Stated task a
Copy out the listing lines, from the line containing "clip-button[interactable]: ✂ Klip" up to and including the line containing "browser-tab-youtube[interactable]: Tak to", keeping every character as it appears.

Being in relationship is more than being in the same vicinity as others. It's about being able to be completely yourself; to show your wounds and vulnerabilities as well as your successes and strengths. To be fully loved and embraced for all of it. I've spent my fair share of time keeping everything to myself and thinking that I need to handle it all on my own. Assuming that no one could possibly understand what I was going through, I would bury it all and keep it bottled up. My constant response when asked how I was doing was that, "I'm good", even when I clearly was not. I used to believe that the following quote was true:

"A strong girl keeps her stuff in line, even when she has tears streaming down her face, she still manages to say those two words, 'I'm fine.'" (Unknown author).

I thought that being strong was to put on a tough face, denying my emotions and denying my struggles as a human. I have found the exact opposite to be true. In the past year, I have made community, friendships, and being authentic and vulnerable a priority in my life. It has been a process but in that, I have found that it takes a lot more strength and courage to be vulnerable. It can be harder to admit when I am struggling to pick up the shattered pieces that this life can sometimes be than it is to put on a happy face. I have also found that sharing can be more freeing than stuffing my feelings away, trying to hide my human-ness.

Stated task b
Extend the passage on vulnerability and strength, picking up after its final sentence.

Material supplied
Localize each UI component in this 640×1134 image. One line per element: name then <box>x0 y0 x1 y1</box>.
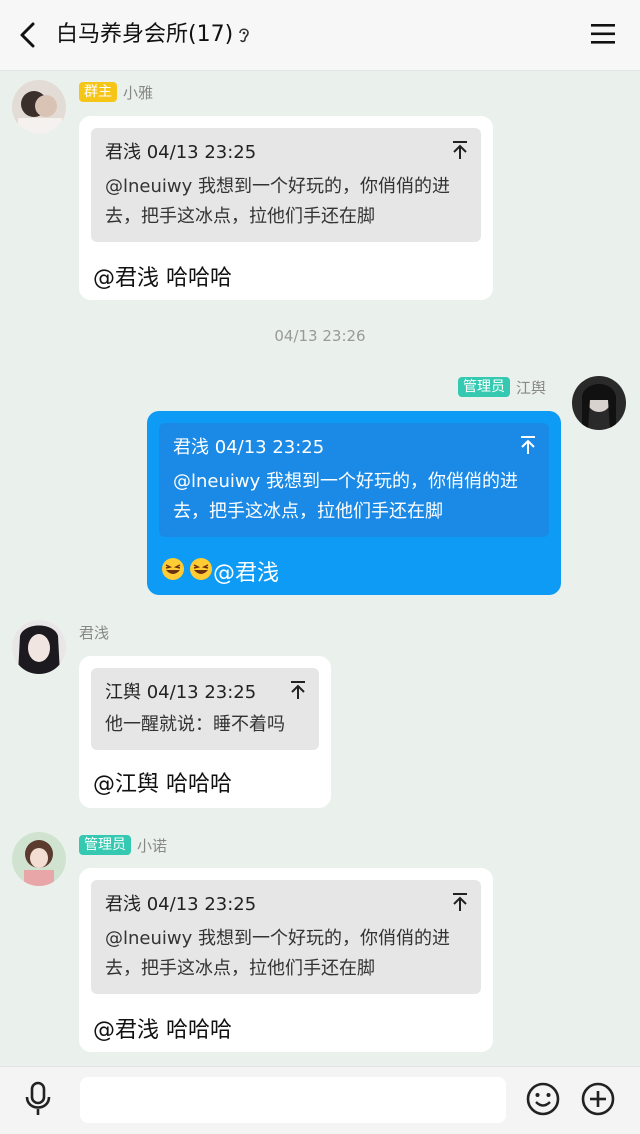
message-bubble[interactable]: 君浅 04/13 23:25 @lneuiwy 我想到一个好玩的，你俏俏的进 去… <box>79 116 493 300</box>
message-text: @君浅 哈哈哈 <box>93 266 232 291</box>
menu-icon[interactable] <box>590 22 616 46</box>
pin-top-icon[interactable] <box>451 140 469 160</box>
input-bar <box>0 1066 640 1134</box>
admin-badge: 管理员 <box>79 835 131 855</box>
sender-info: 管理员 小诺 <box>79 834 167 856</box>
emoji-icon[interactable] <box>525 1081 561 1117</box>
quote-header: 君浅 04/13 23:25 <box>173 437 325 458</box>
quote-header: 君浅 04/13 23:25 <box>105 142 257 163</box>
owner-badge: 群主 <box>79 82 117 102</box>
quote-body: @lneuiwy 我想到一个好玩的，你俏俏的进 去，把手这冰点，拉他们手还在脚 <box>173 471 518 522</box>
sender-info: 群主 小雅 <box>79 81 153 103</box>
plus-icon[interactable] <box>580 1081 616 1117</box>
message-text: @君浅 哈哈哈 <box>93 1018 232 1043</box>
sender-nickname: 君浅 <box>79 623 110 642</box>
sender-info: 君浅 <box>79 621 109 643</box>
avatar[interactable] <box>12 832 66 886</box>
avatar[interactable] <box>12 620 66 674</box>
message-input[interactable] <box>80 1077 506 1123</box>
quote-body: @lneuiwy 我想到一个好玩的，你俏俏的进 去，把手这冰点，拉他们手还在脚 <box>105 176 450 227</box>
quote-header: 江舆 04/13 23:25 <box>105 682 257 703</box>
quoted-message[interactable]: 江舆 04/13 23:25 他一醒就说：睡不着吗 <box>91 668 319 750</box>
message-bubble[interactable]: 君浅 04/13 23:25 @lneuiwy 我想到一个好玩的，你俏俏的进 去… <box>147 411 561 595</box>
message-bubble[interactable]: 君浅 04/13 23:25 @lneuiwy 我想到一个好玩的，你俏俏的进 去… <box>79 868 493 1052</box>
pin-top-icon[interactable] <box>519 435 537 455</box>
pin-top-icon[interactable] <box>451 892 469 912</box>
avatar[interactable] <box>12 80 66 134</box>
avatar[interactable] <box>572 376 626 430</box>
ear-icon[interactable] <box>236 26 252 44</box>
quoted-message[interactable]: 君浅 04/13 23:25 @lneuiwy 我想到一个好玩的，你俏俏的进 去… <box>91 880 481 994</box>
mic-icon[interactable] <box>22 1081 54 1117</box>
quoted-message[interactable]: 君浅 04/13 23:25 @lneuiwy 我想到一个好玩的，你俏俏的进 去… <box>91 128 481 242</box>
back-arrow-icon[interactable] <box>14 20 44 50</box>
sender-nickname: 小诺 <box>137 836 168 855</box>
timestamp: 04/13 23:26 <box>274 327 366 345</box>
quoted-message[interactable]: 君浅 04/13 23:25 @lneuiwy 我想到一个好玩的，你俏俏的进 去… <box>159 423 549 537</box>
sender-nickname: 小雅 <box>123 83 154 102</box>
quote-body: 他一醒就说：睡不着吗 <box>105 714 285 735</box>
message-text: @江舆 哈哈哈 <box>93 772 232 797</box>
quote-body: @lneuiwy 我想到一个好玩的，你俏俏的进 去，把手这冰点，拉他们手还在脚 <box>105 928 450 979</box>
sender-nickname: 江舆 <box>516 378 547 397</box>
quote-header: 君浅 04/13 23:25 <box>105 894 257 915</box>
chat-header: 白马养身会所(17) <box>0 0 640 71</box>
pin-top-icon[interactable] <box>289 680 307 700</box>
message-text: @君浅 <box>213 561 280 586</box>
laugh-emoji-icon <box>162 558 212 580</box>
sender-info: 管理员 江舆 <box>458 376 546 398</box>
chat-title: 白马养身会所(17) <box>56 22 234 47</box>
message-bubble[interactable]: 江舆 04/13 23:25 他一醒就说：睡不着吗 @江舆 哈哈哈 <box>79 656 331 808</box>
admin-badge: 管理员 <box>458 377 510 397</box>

* * *

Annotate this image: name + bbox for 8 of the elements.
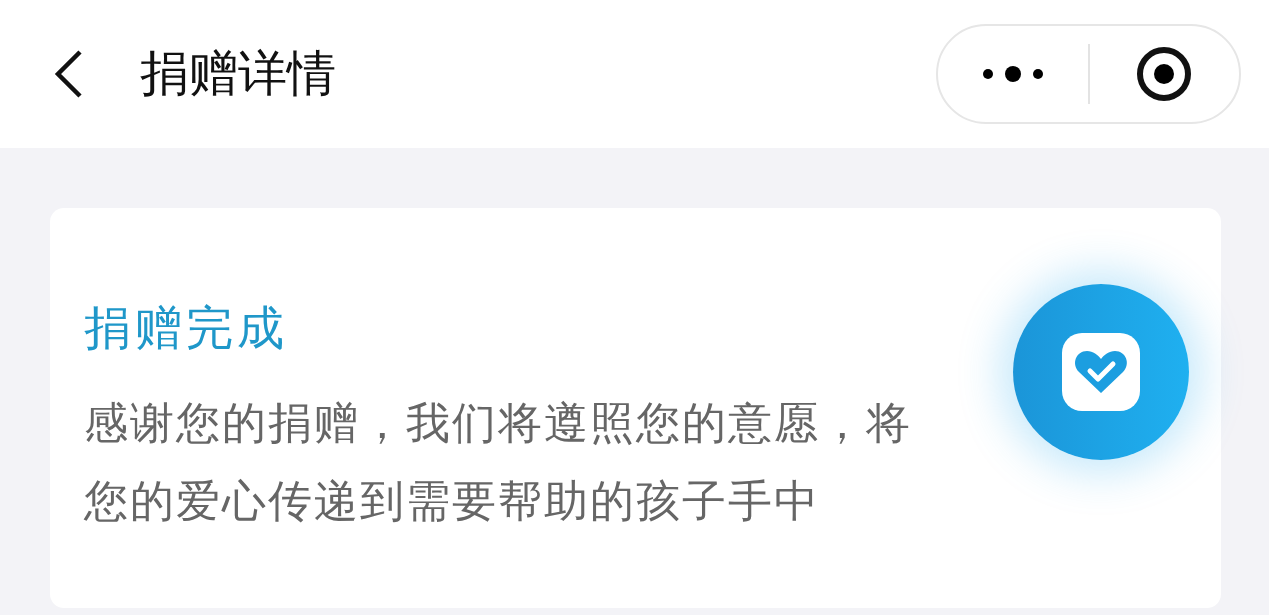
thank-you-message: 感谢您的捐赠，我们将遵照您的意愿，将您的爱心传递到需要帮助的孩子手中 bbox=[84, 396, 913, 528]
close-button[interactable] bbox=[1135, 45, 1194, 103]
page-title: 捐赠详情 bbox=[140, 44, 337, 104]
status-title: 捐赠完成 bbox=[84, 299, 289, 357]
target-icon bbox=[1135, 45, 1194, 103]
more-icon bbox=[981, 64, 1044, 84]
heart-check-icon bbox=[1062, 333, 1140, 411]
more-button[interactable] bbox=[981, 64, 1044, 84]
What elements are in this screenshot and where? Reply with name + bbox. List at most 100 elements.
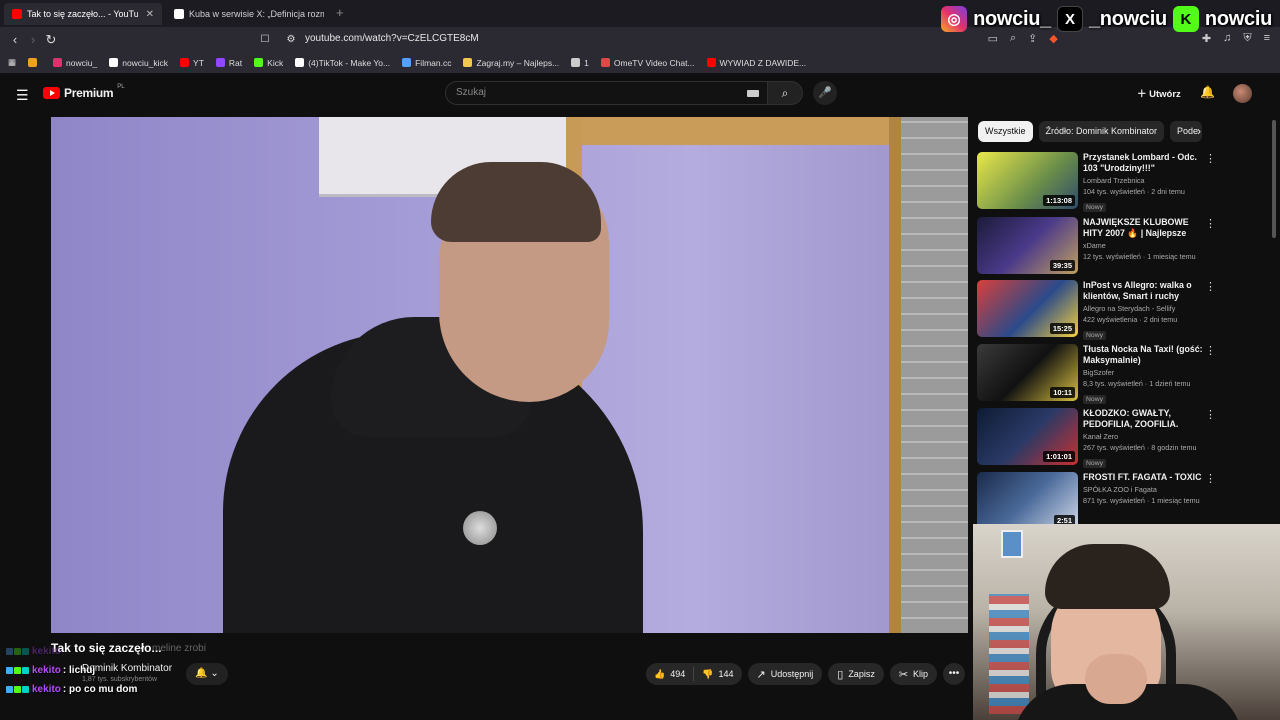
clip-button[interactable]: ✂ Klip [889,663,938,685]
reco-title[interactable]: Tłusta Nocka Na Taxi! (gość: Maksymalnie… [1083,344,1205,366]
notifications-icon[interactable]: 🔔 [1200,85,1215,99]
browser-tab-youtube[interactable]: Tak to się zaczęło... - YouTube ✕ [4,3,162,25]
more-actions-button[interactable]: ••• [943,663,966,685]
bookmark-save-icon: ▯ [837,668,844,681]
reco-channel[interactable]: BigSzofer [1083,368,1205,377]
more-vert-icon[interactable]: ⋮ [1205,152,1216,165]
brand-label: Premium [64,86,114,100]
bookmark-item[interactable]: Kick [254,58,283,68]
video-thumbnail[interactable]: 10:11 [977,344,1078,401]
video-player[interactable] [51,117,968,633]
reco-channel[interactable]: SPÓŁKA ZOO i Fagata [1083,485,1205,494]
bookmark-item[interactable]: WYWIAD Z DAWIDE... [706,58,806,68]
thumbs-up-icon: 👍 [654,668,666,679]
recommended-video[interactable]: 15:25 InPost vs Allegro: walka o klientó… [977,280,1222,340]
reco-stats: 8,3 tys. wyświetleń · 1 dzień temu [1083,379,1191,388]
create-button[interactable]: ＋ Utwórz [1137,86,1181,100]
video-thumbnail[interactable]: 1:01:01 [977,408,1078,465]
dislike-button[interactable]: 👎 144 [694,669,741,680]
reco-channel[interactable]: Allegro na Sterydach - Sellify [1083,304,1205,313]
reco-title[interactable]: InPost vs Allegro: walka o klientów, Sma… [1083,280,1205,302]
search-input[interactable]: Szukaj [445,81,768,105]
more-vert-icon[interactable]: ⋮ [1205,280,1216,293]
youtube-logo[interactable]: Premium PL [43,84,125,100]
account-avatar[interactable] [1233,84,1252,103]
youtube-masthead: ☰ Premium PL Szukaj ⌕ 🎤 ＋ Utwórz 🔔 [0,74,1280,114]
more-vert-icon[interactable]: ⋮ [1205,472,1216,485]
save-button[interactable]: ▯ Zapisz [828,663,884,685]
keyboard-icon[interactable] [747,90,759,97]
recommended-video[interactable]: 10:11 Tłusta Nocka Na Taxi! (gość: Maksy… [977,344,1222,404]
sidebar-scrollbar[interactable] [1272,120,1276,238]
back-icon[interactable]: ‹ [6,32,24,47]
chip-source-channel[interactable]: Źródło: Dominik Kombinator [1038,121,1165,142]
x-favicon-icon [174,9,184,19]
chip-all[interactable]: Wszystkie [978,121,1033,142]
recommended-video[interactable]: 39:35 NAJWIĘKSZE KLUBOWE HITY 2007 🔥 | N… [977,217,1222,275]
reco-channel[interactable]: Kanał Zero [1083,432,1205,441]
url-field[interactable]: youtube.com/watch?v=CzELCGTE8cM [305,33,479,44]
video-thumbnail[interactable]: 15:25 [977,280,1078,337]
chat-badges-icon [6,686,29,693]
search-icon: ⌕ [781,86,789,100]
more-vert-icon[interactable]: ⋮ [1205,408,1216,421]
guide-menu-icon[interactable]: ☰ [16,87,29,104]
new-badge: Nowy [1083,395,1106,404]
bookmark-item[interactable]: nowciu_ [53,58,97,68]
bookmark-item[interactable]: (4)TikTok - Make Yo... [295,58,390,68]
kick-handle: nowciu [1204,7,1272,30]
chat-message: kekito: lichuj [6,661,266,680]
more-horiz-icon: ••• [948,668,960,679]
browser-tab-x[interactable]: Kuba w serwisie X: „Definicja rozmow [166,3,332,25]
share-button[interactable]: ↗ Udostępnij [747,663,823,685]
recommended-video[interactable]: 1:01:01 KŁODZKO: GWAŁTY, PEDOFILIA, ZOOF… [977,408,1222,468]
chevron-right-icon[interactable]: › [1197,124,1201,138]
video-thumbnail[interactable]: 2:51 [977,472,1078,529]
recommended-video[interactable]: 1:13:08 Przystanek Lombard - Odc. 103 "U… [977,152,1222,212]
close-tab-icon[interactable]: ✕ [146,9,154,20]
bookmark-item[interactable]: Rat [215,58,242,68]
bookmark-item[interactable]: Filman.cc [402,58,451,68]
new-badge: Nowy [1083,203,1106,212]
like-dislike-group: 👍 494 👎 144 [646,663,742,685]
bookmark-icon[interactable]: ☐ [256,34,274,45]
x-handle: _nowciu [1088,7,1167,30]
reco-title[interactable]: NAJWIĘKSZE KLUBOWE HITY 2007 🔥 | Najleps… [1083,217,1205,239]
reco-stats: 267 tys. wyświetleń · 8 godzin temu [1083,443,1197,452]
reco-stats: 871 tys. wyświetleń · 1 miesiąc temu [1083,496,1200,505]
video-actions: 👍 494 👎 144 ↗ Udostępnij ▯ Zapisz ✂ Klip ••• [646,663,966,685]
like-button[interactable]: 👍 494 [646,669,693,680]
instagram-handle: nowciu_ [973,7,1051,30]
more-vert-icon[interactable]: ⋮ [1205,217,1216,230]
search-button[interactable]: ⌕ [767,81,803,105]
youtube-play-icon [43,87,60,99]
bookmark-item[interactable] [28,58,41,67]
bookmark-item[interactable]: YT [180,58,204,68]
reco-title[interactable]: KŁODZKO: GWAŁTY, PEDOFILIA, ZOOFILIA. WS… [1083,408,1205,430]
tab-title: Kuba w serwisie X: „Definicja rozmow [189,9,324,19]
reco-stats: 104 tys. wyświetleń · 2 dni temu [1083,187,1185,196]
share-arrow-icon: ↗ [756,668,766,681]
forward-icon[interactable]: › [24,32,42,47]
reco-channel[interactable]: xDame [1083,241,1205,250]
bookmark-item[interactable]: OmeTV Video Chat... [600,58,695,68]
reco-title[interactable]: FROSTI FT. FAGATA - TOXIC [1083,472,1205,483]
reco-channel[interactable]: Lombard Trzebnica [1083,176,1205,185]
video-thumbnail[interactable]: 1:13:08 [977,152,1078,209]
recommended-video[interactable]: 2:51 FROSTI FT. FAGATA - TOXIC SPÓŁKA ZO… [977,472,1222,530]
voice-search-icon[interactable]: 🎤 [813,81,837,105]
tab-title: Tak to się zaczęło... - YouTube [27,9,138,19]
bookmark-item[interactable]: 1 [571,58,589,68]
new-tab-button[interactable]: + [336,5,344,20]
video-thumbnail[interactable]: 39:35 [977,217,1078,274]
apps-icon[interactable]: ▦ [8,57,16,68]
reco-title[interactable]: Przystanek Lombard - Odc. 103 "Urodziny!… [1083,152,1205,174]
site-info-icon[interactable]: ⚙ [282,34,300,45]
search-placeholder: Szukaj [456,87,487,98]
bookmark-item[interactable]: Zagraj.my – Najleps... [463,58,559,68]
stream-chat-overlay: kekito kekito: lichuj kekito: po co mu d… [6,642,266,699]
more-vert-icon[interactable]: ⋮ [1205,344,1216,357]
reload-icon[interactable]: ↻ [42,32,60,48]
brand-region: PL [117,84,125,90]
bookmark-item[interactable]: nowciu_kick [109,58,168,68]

--

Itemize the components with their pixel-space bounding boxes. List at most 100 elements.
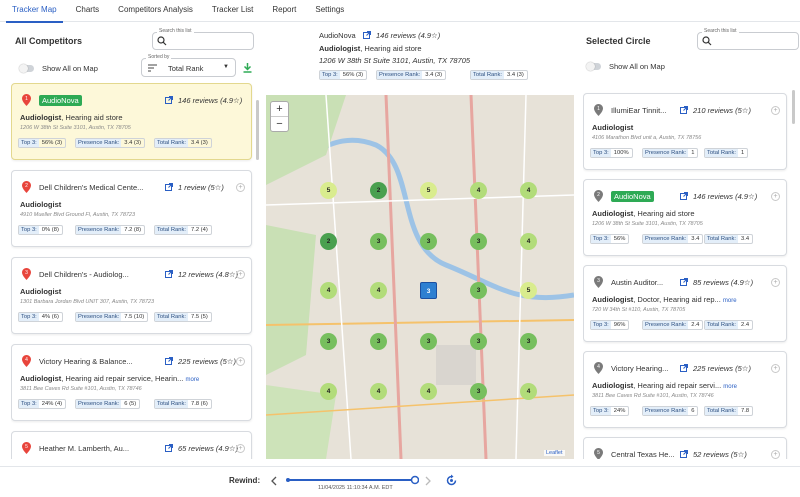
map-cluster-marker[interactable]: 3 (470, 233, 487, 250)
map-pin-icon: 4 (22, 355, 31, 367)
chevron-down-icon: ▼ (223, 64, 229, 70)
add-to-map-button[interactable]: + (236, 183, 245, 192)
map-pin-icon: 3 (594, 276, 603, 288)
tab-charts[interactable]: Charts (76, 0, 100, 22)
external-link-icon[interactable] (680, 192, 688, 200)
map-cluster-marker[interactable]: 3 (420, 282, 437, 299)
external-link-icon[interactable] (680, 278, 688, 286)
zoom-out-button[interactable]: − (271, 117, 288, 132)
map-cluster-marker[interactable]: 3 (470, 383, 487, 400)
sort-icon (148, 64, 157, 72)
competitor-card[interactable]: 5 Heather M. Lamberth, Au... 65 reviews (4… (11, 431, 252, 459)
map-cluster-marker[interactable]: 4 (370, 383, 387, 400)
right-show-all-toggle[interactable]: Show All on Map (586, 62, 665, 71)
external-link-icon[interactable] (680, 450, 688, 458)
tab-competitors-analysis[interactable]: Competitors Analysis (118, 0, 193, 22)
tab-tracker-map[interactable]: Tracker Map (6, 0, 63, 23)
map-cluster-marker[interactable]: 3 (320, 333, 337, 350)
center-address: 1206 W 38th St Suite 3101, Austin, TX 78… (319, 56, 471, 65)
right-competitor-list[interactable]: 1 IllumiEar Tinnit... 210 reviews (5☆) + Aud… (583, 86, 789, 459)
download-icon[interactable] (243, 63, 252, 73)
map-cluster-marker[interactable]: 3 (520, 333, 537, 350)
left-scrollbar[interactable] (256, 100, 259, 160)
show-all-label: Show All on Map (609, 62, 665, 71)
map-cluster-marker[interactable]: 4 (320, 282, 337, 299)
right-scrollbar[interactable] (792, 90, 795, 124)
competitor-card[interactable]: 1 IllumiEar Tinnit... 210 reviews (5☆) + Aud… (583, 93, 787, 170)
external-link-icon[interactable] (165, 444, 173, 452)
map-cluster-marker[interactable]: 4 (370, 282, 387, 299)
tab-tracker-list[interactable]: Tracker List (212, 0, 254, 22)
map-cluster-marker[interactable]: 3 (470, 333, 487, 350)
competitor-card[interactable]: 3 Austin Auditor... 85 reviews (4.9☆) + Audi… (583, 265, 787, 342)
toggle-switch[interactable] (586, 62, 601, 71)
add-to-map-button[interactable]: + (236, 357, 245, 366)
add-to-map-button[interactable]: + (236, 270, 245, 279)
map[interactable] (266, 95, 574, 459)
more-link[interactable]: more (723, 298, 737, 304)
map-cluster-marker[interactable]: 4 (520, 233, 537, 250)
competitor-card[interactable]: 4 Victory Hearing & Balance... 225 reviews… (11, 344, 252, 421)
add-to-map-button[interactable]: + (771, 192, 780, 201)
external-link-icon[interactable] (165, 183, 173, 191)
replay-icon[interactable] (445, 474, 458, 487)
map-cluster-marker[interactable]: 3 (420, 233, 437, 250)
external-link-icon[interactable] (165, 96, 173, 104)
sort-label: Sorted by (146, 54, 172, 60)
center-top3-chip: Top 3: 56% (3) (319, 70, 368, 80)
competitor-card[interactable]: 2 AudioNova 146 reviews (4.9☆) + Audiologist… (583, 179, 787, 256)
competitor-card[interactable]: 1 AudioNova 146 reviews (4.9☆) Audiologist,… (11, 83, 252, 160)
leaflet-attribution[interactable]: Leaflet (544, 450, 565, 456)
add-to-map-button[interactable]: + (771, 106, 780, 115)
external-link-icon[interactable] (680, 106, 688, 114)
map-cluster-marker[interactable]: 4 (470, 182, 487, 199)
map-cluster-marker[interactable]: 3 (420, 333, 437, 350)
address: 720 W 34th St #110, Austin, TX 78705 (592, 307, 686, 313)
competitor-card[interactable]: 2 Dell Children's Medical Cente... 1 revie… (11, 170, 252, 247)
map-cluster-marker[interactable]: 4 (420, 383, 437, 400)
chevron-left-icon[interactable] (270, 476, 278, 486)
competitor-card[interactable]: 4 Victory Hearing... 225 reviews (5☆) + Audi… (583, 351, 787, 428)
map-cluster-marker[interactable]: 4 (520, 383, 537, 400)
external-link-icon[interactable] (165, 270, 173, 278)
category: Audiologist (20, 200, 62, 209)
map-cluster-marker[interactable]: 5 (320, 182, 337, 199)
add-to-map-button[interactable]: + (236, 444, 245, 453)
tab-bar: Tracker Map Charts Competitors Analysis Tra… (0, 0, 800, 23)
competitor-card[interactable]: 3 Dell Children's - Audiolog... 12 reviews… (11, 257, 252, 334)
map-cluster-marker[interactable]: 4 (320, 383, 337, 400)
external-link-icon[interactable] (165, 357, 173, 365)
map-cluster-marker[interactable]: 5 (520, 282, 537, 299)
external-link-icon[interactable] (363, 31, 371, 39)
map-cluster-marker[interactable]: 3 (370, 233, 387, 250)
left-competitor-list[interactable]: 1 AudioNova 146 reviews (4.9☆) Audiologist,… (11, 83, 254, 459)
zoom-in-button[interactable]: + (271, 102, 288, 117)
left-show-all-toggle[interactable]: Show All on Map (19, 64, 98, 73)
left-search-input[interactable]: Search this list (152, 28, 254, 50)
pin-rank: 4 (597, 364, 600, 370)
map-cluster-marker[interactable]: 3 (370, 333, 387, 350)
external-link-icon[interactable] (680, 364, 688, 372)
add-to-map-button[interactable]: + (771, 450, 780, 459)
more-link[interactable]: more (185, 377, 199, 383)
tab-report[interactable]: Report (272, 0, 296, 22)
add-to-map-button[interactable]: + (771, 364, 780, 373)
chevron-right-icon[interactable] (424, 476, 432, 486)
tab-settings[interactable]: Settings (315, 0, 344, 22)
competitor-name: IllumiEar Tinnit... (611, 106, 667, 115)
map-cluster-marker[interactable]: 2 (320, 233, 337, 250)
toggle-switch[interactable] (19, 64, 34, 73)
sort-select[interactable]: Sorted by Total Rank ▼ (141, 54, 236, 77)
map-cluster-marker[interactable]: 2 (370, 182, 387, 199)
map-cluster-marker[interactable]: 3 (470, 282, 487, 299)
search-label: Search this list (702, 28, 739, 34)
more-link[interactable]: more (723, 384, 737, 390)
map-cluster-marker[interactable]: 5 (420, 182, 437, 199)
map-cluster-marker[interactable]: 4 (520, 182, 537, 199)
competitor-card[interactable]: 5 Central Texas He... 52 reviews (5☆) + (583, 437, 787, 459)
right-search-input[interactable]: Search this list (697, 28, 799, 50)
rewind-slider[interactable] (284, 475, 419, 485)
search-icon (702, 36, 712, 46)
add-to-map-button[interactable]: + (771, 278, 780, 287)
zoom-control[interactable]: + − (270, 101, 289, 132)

Result a
clip-button[interactable]: ✂ Klip [889,663,938,685]
reco-title[interactable]: Tłusta Nocka Na Taxi! (gość: Maksymalnie… [1083,344,1205,366]
notifications-icon[interactable]: 🔔 [1200,85,1215,99]
browser-tab-youtube[interactable]: Tak to się zaczęło... - YouTube ✕ [4,3,162,25]

Result b
The most important part of connection is not that people understand exactly what I am going through because everyone has a different story that entails different details. What is important is to know that the weight of the world is far too heavy for any person to carry on their own; knowing that my close friends are willing to help me carry it. Just as I am for them. For the weight to be shared, there needs to be open communication. I'm learning that it is okay to reach out, to ask for help and support when I need it. It is important to share my life with those in it, and for me to pull up a chair, listen, and show up to theirs'.

There are still days when I would much rather hide than share the weight, but God has been faithful in showing me that this life is not meant to be lived and navigated alone. There was a day in February that I was having a particularly hard day. I was struggling with a lot of shame and instead of talking to someone, I locked myself in my basement, thinking that numbing out in front of the TV was the only way to make it through the night. The remote was in my hand, I was about to press play, and then my phone rang. It was one of my lifelong friends.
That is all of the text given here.